Render each line of the listing below as a string in a JSON list, one string per line, skipping blank lines. Leave out the pictures.

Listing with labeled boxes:
↓
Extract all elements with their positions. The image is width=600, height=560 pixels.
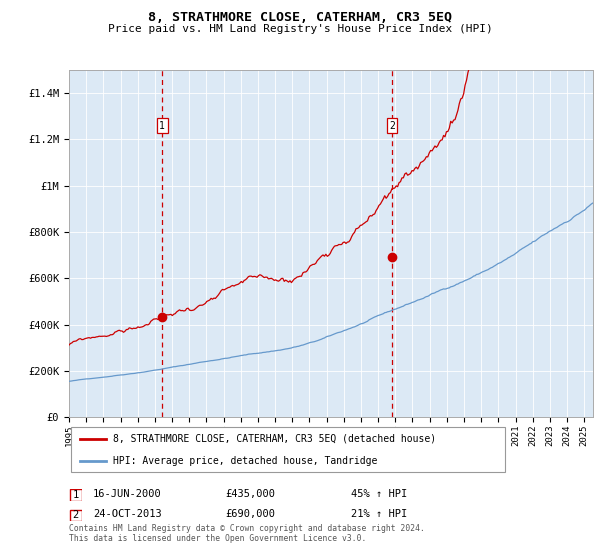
Text: £435,000: £435,000 [225, 489, 275, 499]
Text: 24-OCT-2013: 24-OCT-2013 [93, 509, 162, 519]
Text: 2: 2 [389, 120, 395, 130]
Text: 1: 1 [73, 490, 79, 500]
Text: £690,000: £690,000 [225, 509, 275, 519]
Text: 16-JUN-2000: 16-JUN-2000 [93, 489, 162, 499]
Text: 45% ↑ HPI: 45% ↑ HPI [351, 489, 407, 499]
FancyBboxPatch shape [71, 427, 505, 472]
Text: 8, STRATHMORE CLOSE, CATERHAM, CR3 5EQ (detached house): 8, STRATHMORE CLOSE, CATERHAM, CR3 5EQ (… [113, 434, 436, 444]
Text: 1: 1 [160, 120, 165, 130]
Text: Contains HM Land Registry data © Crown copyright and database right 2024.
This d: Contains HM Land Registry data © Crown c… [69, 524, 425, 543]
Text: Price paid vs. HM Land Registry's House Price Index (HPI): Price paid vs. HM Land Registry's House … [107, 24, 493, 34]
Text: 21% ↑ HPI: 21% ↑ HPI [351, 509, 407, 519]
FancyBboxPatch shape [70, 489, 82, 501]
Text: HPI: Average price, detached house, Tandridge: HPI: Average price, detached house, Tand… [113, 456, 377, 466]
FancyBboxPatch shape [70, 510, 82, 521]
Text: 2: 2 [73, 510, 79, 520]
Text: 8, STRATHMORE CLOSE, CATERHAM, CR3 5EQ: 8, STRATHMORE CLOSE, CATERHAM, CR3 5EQ [148, 11, 452, 24]
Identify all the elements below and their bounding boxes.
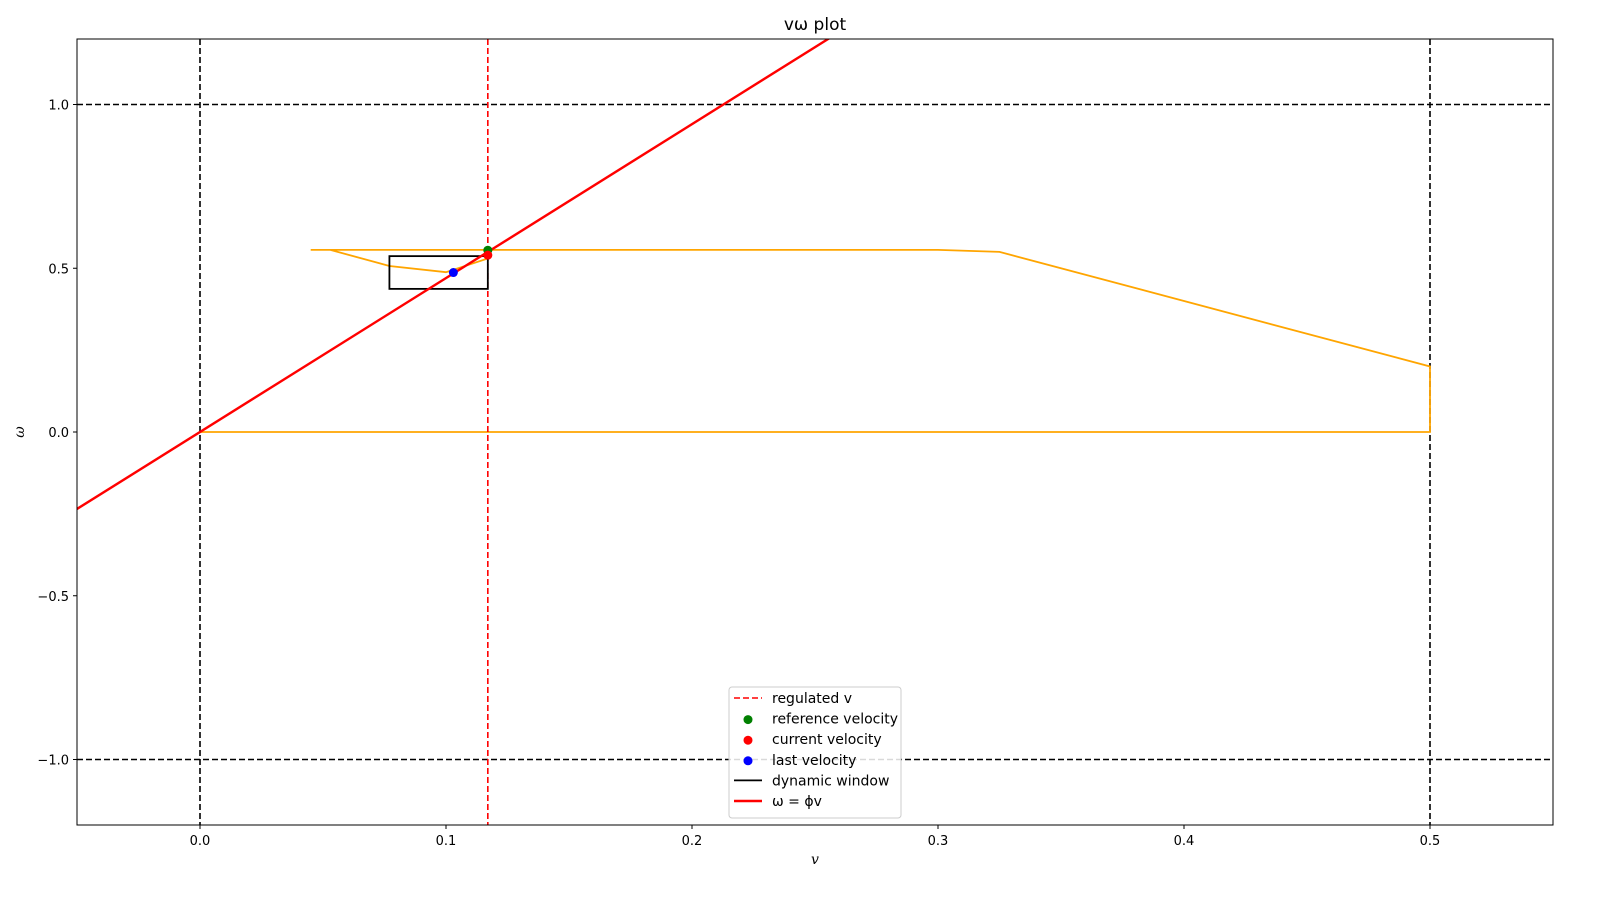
legend-entry: current velocity bbox=[743, 732, 882, 748]
x-tick-label: 0.4 bbox=[1174, 834, 1195, 849]
legend-marker bbox=[743, 715, 753, 725]
x-tick-label: 0.2 bbox=[682, 834, 703, 849]
legend-entry: dynamic window bbox=[734, 773, 889, 789]
legend-box bbox=[728, 686, 902, 819]
legend-marker bbox=[743, 735, 753, 745]
legend-label: regulated v bbox=[772, 691, 852, 707]
legend-label: ω = ϕv bbox=[772, 794, 822, 810]
y-axis-label: ω bbox=[12, 426, 28, 438]
x-tick-label: 0.1 bbox=[436, 834, 457, 849]
legend-entry: reference velocity bbox=[743, 712, 898, 728]
legend: regulated v reference velocity current vel… bbox=[728, 686, 902, 819]
y-axis: −1.0 −0.5 0.0 0.5 1.0 bbox=[37, 99, 77, 769]
x-axis-label: v bbox=[811, 852, 819, 868]
legend-entry: last velocity bbox=[743, 753, 856, 769]
x-tick-label: 0.5 bbox=[1420, 834, 1441, 849]
feasible-region-boundary bbox=[200, 249, 1431, 433]
current-velocity-point bbox=[483, 250, 493, 260]
dynamic-window-rect bbox=[388, 255, 489, 290]
x-tick-label: 0.3 bbox=[928, 834, 949, 849]
legend-label: current velocity bbox=[772, 732, 882, 748]
y-tick-label: 0.0 bbox=[48, 426, 69, 441]
last-velocity-point bbox=[448, 268, 458, 278]
x-axis: 0.0 0.1 0.2 0.3 0.4 0.5 bbox=[190, 825, 1441, 849]
y-tick-label: 1.0 bbox=[48, 99, 69, 114]
legend-entry: regulated v bbox=[734, 691, 852, 707]
y-tick-label: 0.5 bbox=[48, 262, 69, 277]
legend-marker bbox=[743, 756, 753, 766]
chart-title: vω plot bbox=[784, 15, 847, 35]
plot-area bbox=[77, 39, 1553, 825]
legend-entry: ω = ϕv bbox=[734, 794, 822, 810]
legend-label: last velocity bbox=[772, 753, 856, 769]
legend-label: dynamic window bbox=[772, 773, 889, 789]
x-tick-label: 0.0 bbox=[190, 834, 211, 849]
y-tick-label: −1.0 bbox=[37, 754, 69, 769]
legend-label: reference velocity bbox=[772, 712, 898, 728]
y-tick-label: −0.5 bbox=[37, 590, 69, 605]
omega-phi-v-line bbox=[77, 39, 831, 510]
↑
**ANSWER TO THIS PROBLEM**
[
  "Extract all elements with their positions. The image is width=600, height=560 pixels.",
  "Text: £435,000: £435,000 [225, 489, 275, 499]",
  "Text: 24-OCT-2013: 24-OCT-2013 [93, 509, 162, 519]",
  "Text: 2: 2 [389, 120, 395, 130]",
  "Text: 1: 1 [73, 490, 79, 500]",
  "Text: £690,000: £690,000 [225, 509, 275, 519]",
  "Text: 16-JUN-2000: 16-JUN-2000 [93, 489, 162, 499]",
  "Text: 45% ↑ HPI: 45% ↑ HPI [351, 489, 407, 499]",
  "FancyBboxPatch shape [71, 427, 505, 472]",
  "Text: 8, STRATHMORE CLOSE, CATERHAM, CR3 5EQ (detached house): 8, STRATHMORE CLOSE, CATERHAM, CR3 5EQ (… [113, 434, 436, 444]",
  "Text: 1: 1 [160, 120, 165, 130]",
  "Text: Contains HM Land Registry data © Crown copyright and database right 2024.",
  "This d: Contains HM Land Registry data © Crown c… [69, 524, 425, 543]",
  "Text: Price paid vs. HM Land Registry's House Price Index (HPI): Price paid vs. HM Land Registry's House … [107, 24, 493, 34]",
  "Text: 21% ↑ HPI: 21% ↑ HPI [351, 509, 407, 519]",
  "FancyBboxPatch shape [70, 489, 82, 501]",
  "Text: HPI: Average price, detached house, Tandridge: HPI: Average price, detached house, Tand… [113, 456, 377, 466]",
  "FancyBboxPatch shape [70, 510, 82, 521]",
  "Text: 2: 2 [73, 510, 79, 520]",
  "Text: 8, STRATHMORE CLOSE, CATERHAM, CR3 5EQ: 8, STRATHMORE CLOSE, CATERHAM, CR3 5EQ [148, 11, 452, 24]",
  "Identify all the elements below and their bounding boxes.",
  "legend-entry: current velocity bbox=[743, 732, 882, 748]",
  "x-tick-label: 0.4 bbox=[1174, 834, 1195, 849]",
  "legend-marker bbox=[743, 715, 753, 725]",
  "x-tick-label: 0.2 bbox=[682, 834, 703, 849]",
  "legend-entry: dynamic window bbox=[734, 773, 889, 789]",
  "legend-box bbox=[728, 686, 902, 819]",
  "legend-marker bbox=[743, 735, 753, 745]",
  "legend-label: regulated v bbox=[772, 691, 852, 707]",
  "legend-label: ω = ϕv bbox=[772, 794, 822, 810]",
  "y-axis-label: ω bbox=[12, 426, 28, 438]",
  "x-tick-label: 0.1 bbox=[436, 834, 457, 849]",
  "legend-entry: reference velocity bbox=[743, 712, 898, 728]",
  "legend: regulated v reference velocity current vel… bbox=[728, 686, 902, 819]",
  "y-axis: −1.0 −0.5 0.0 0.5 1.0 bbox=[37, 99, 77, 769]",
  "x-axis-label: v bbox=[811, 852, 819, 868]",
  "legend-entry: last velocity bbox=[743, 753, 856, 769]",
  "x-tick-label: 0.5 bbox=[1420, 834, 1441, 849]",
  "feasible-region-boundary bbox=[200, 249, 1431, 433]",
  "current-velocity-point bbox=[483, 250, 493, 260]",
  "dynamic-window-rect bbox=[388, 255, 489, 290]",
  "x-tick-label: 0.3 bbox=[928, 834, 949, 849]",
  "legend-label: current velocity bbox=[772, 732, 882, 748]",
  "y-tick-label: 0.0 bbox=[48, 426, 69, 441]",
  "last-velocity-point bbox=[448, 268, 458, 278]",
  "x-axis: 0.0 0.1 0.2 0.3 0.4 0.5 bbox=[190, 825, 1441, 849]",
  "y-tick-label: 1.0 bbox=[48, 99, 69, 114]",
  "legend-entry: regulated v bbox=[734, 691, 852, 707]",
  "y-tick-label: 0.5 bbox=[48, 262, 69, 277]",
  "legend-marker bbox=[743, 756, 753, 766]",
  "chart-title: vω plot bbox=[784, 15, 847, 35]",
  "plot-area bbox=[77, 39, 1553, 825]",
  "legend-entry: ω = ϕv bbox=[734, 794, 822, 810]",
  "legend-label: last velocity bbox=[772, 753, 856, 769]",
  "legend-label: dynamic window bbox=[772, 773, 889, 789]",
  "x-tick-label: 0.0 bbox=[190, 834, 211, 849]",
  "y-tick-label: −1.0 bbox=[37, 754, 69, 769]",
  "legend-label: reference velocity bbox=[772, 712, 898, 728]",
  "y-tick-label: −0.5 bbox=[37, 590, 69, 605]",
  "omega-phi-v-line bbox=[77, 39, 831, 510]"
]